Aim. Look for the string "name" and copy every line that has it.

((

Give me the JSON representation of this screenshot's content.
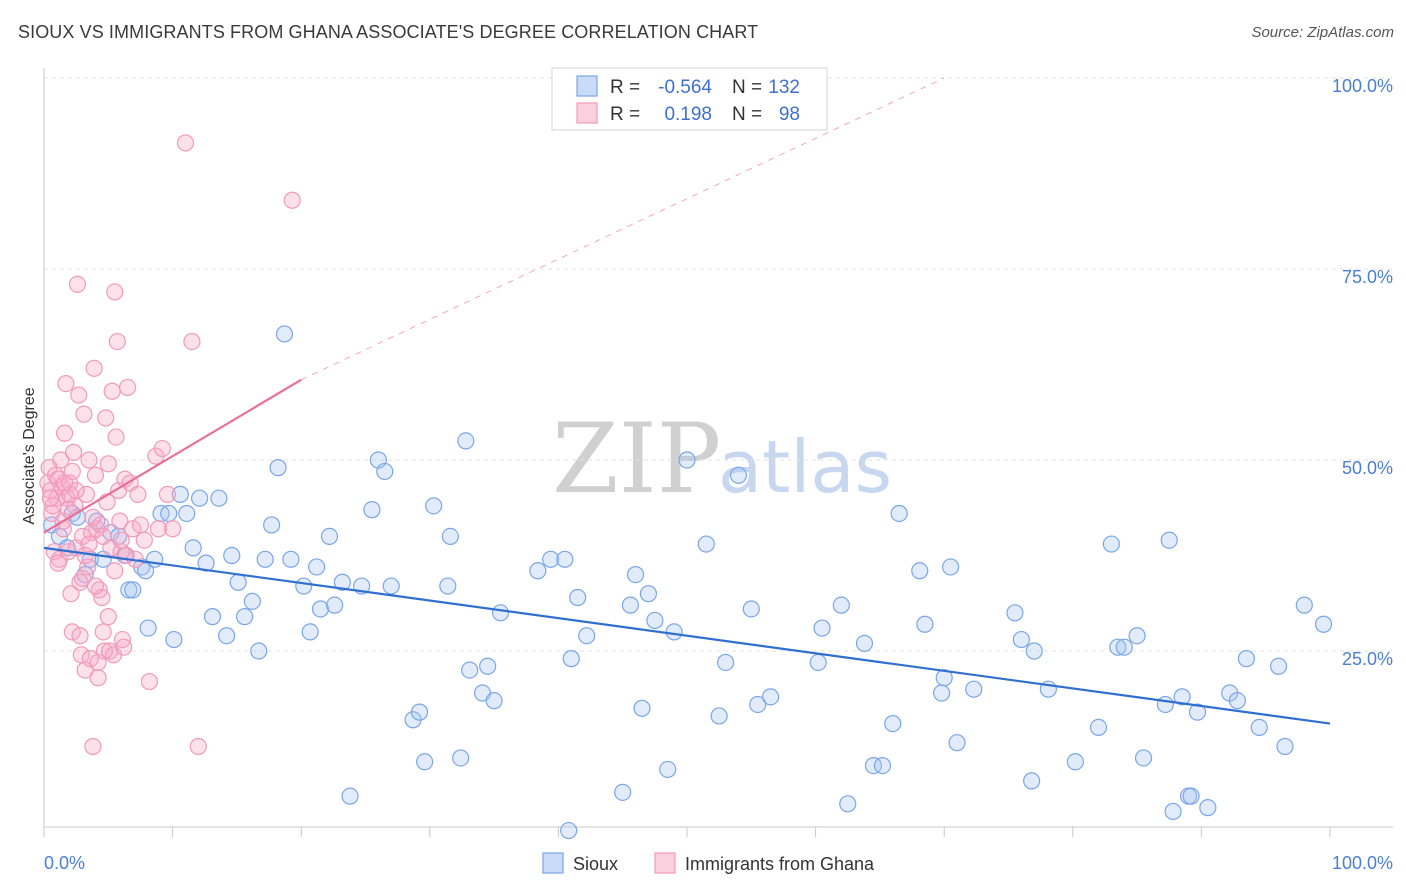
{
  "title": "SIOUX VS IMMIGRANTS FROM GHANA ASSOCIATE'S DEGREE CORRELATION CHART",
  "source": "Source: ZipAtlas.com",
  "watermark": {
    "zip": "ZIP",
    "atlas": "atlas"
  },
  "legend": {
    "rows": [
      {
        "r_label": "R =",
        "r_value": "-0.564",
        "n_label": "N =",
        "n_value": "132",
        "color": "#7aa6e8"
      },
      {
        "r_label": "R =",
        "r_value": "0.198",
        "n_label": "N =",
        "n_value": "98",
        "color": "#f29ab8"
      }
    ]
  },
  "bottom_legend": [
    {
      "label": "Sioux",
      "color": "#7aa6e8"
    },
    {
      "label": "Immigrants from Ghana",
      "color": "#f29ab8"
    }
  ],
  "chart_data": {
    "type": "scatter",
    "ylabel": "Associate's Degree",
    "xlabel": "",
    "xlim": [
      0,
      100
    ],
    "ylim": [
      0,
      100
    ],
    "x_tick_labels": [
      "0.0%",
      "100.0%"
    ],
    "y_tick_labels": [
      "25.0%",
      "50.0%",
      "75.0%",
      "100.0%"
    ],
    "y_tick_values": [
      25,
      50,
      75,
      100
    ],
    "grid": true,
    "series": [
      {
        "name": "Sioux",
        "color": "#7aa6e8",
        "line_color": "#2f6fd0",
        "trend": {
          "x": [
            0,
            100
          ],
          "y": [
            38.5,
            15.5
          ],
          "dashed_to": null
        },
        "points": [
          [
            0.6,
            41.5
          ],
          [
            1.2,
            40
          ],
          [
            1.8,
            38.5
          ],
          [
            2.2,
            43
          ],
          [
            2.6,
            42.5
          ],
          [
            3.2,
            35
          ],
          [
            3.6,
            37
          ],
          [
            4.1,
            42
          ],
          [
            4.6,
            37
          ],
          [
            5.2,
            40.5
          ],
          [
            5.8,
            40
          ],
          [
            6.3,
            37.5
          ],
          [
            6.6,
            33
          ],
          [
            6.9,
            33
          ],
          [
            7.6,
            36
          ],
          [
            7.9,
            35.5
          ],
          [
            8.1,
            28
          ],
          [
            8.6,
            37
          ],
          [
            9.1,
            43
          ],
          [
            9.7,
            43
          ],
          [
            10.1,
            26.5
          ],
          [
            10.6,
            45.5
          ],
          [
            11.1,
            43
          ],
          [
            11.6,
            38.5
          ],
          [
            12.1,
            45
          ],
          [
            12.6,
            36.5
          ],
          [
            13.1,
            29.5
          ],
          [
            13.6,
            45
          ],
          [
            14.2,
            27
          ],
          [
            14.6,
            37.5
          ],
          [
            15.1,
            34
          ],
          [
            15.6,
            29.5
          ],
          [
            16.2,
            31.5
          ],
          [
            16.7,
            25
          ],
          [
            17.2,
            37
          ],
          [
            17.7,
            41.5
          ],
          [
            18.2,
            49
          ],
          [
            18.7,
            66.5
          ],
          [
            19.2,
            37
          ],
          [
            20.2,
            33.5
          ],
          [
            20.7,
            27.5
          ],
          [
            21.2,
            36
          ],
          [
            21.5,
            30.5
          ],
          [
            22.2,
            40
          ],
          [
            22.6,
            31
          ],
          [
            23.2,
            34
          ],
          [
            23.8,
            6
          ],
          [
            24.7,
            33.5
          ],
          [
            25.5,
            43.5
          ],
          [
            26.0,
            50
          ],
          [
            26.5,
            48.5
          ],
          [
            27.0,
            33.5
          ],
          [
            28.7,
            16
          ],
          [
            29.2,
            17
          ],
          [
            29.6,
            10.5
          ],
          [
            30.3,
            44
          ],
          [
            31.4,
            33.5
          ],
          [
            31.6,
            40
          ],
          [
            32.4,
            11
          ],
          [
            32.8,
            52.5
          ],
          [
            33.1,
            22.5
          ],
          [
            34.1,
            19.5
          ],
          [
            34.5,
            23
          ],
          [
            35.0,
            18.5
          ],
          [
            35.5,
            30
          ],
          [
            38.4,
            35.5
          ],
          [
            39.4,
            37
          ],
          [
            40.5,
            37
          ],
          [
            40.8,
            1.5
          ],
          [
            41.0,
            24
          ],
          [
            41.5,
            32
          ],
          [
            42.2,
            27
          ],
          [
            45.0,
            6.5
          ],
          [
            45.6,
            31
          ],
          [
            46.0,
            35
          ],
          [
            46.5,
            17.5
          ],
          [
            47.0,
            32.5
          ],
          [
            47.5,
            29
          ],
          [
            48.5,
            9.5
          ],
          [
            49.0,
            27.5
          ],
          [
            50.0,
            50
          ],
          [
            51.5,
            39
          ],
          [
            52.5,
            16.5
          ],
          [
            53.0,
            23.5
          ],
          [
            54.0,
            48
          ],
          [
            55.5,
            18
          ],
          [
            55.0,
            30.5
          ],
          [
            56.5,
            19
          ],
          [
            60.2,
            23.5
          ],
          [
            60.5,
            28
          ],
          [
            62.0,
            31
          ],
          [
            62.5,
            5
          ],
          [
            63.8,
            26
          ],
          [
            64.5,
            10
          ],
          [
            65.2,
            10
          ],
          [
            66.0,
            15.5
          ],
          [
            66.5,
            43
          ],
          [
            68.1,
            35.5
          ],
          [
            68.5,
            28.5
          ],
          [
            70.0,
            21.5
          ],
          [
            70.5,
            36
          ],
          [
            69.8,
            19.5
          ],
          [
            71.0,
            13
          ],
          [
            72.3,
            20
          ],
          [
            75.5,
            30
          ],
          [
            76.0,
            26.5
          ],
          [
            77.0,
            25
          ],
          [
            76.8,
            8
          ],
          [
            78.1,
            20
          ],
          [
            80.2,
            10.5
          ],
          [
            82.0,
            15
          ],
          [
            83.0,
            39
          ],
          [
            83.5,
            25.5
          ],
          [
            84.0,
            25.5
          ],
          [
            85.0,
            27
          ],
          [
            85.5,
            11
          ],
          [
            87.2,
            18
          ],
          [
            87.5,
            39.5
          ],
          [
            87.8,
            4
          ],
          [
            88.5,
            19
          ],
          [
            89.0,
            6
          ],
          [
            89.2,
            6
          ],
          [
            89.7,
            17
          ],
          [
            90.5,
            4.5
          ],
          [
            92.2,
            19.5
          ],
          [
            92.8,
            18.5
          ],
          [
            93.5,
            24
          ],
          [
            94.5,
            15
          ],
          [
            96.0,
            23
          ],
          [
            96.5,
            12.5
          ],
          [
            98.0,
            31
          ],
          [
            99.5,
            28.5
          ]
        ]
      },
      {
        "name": "Immigrants from Ghana",
        "color": "#f29ab8",
        "line_color": "#e8709a",
        "trend": {
          "x": [
            0,
            20
          ],
          "y": [
            40.5,
            60.5
          ],
          "dashed_to": [
            70,
            100
          ]
        },
        "points": [
          [
            0.3,
            47
          ],
          [
            0.4,
            49
          ],
          [
            0.5,
            46
          ],
          [
            0.6,
            43
          ],
          [
            0.8,
            38
          ],
          [
            0.9,
            48
          ],
          [
            1.0,
            45
          ],
          [
            1.1,
            47.5
          ],
          [
            1.2,
            37
          ],
          [
            1.3,
            50
          ],
          [
            1.4,
            46.5
          ],
          [
            1.5,
            41
          ],
          [
            1.6,
            53.5
          ],
          [
            1.7,
            60
          ],
          [
            1.8,
            45
          ],
          [
            1.9,
            38
          ],
          [
            2.0,
            47
          ],
          [
            2.1,
            32.5
          ],
          [
            2.2,
            27.5
          ],
          [
            2.3,
            51
          ],
          [
            2.4,
            44
          ],
          [
            2.5,
            38.5
          ],
          [
            2.6,
            73
          ],
          [
            2.7,
            58.5
          ],
          [
            2.8,
            34
          ],
          [
            2.9,
            24.5
          ],
          [
            3.0,
            40
          ],
          [
            3.1,
            56
          ],
          [
            3.2,
            22.5
          ],
          [
            3.3,
            45.5
          ],
          [
            3.4,
            36
          ],
          [
            3.5,
            50
          ],
          [
            3.6,
            24
          ],
          [
            3.7,
            40.5
          ],
          [
            3.8,
            12.5
          ],
          [
            3.9,
            62
          ],
          [
            4.0,
            48
          ],
          [
            4.1,
            41
          ],
          [
            4.2,
            21.5
          ],
          [
            4.3,
            33
          ],
          [
            4.4,
            41.5
          ],
          [
            4.5,
            32
          ],
          [
            4.6,
            27.5
          ],
          [
            4.7,
            25
          ],
          [
            4.8,
            55.5
          ],
          [
            4.9,
            44.5
          ],
          [
            5.0,
            49.5
          ],
          [
            5.1,
            25
          ],
          [
            5.2,
            38.5
          ],
          [
            5.3,
            59
          ],
          [
            5.4,
            24.5
          ],
          [
            5.5,
            72
          ],
          [
            5.6,
            53
          ],
          [
            5.7,
            65.5
          ],
          [
            5.8,
            46
          ],
          [
            5.9,
            42
          ],
          [
            6.0,
            38
          ],
          [
            6.1,
            26.5
          ],
          [
            6.2,
            25.5
          ],
          [
            6.3,
            47.5
          ],
          [
            6.4,
            37.5
          ],
          [
            6.5,
            59.5
          ],
          [
            6.7,
            47
          ],
          [
            6.9,
            41
          ],
          [
            7.1,
            37
          ],
          [
            7.3,
            45.5
          ],
          [
            7.5,
            41.5
          ],
          [
            7.8,
            39.5
          ],
          [
            8.2,
            21
          ],
          [
            8.7,
            50.5
          ],
          [
            9.2,
            51.5
          ],
          [
            9.6,
            45.5
          ],
          [
            10.0,
            41
          ],
          [
            11.0,
            91.5
          ],
          [
            11.5,
            65.5
          ],
          [
            12.0,
            12.5
          ],
          [
            8.9,
            41
          ],
          [
            2.0,
            45.5
          ],
          [
            3.0,
            34.5
          ],
          [
            1.5,
            42
          ],
          [
            0.7,
            44
          ],
          [
            1.1,
            36.5
          ],
          [
            2.8,
            27
          ],
          [
            3.5,
            39
          ],
          [
            4.2,
            23.5
          ],
          [
            5.0,
            29.5
          ],
          [
            5.5,
            35.5
          ],
          [
            6.0,
            39.5
          ],
          [
            1.9,
            43.5
          ],
          [
            2.5,
            46
          ],
          [
            3.8,
            42.5
          ],
          [
            4.6,
            40
          ],
          [
            0.5,
            45
          ],
          [
            1.6,
            47
          ],
          [
            2.2,
            48.5
          ],
          [
            19.3,
            84
          ],
          [
            3.2,
            37.5
          ],
          [
            4.0,
            33.5
          ]
        ]
      }
    ]
  }
}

))

Answer to the task.
        "name": "Sioux",
        "name": "Immigrants from Ghana",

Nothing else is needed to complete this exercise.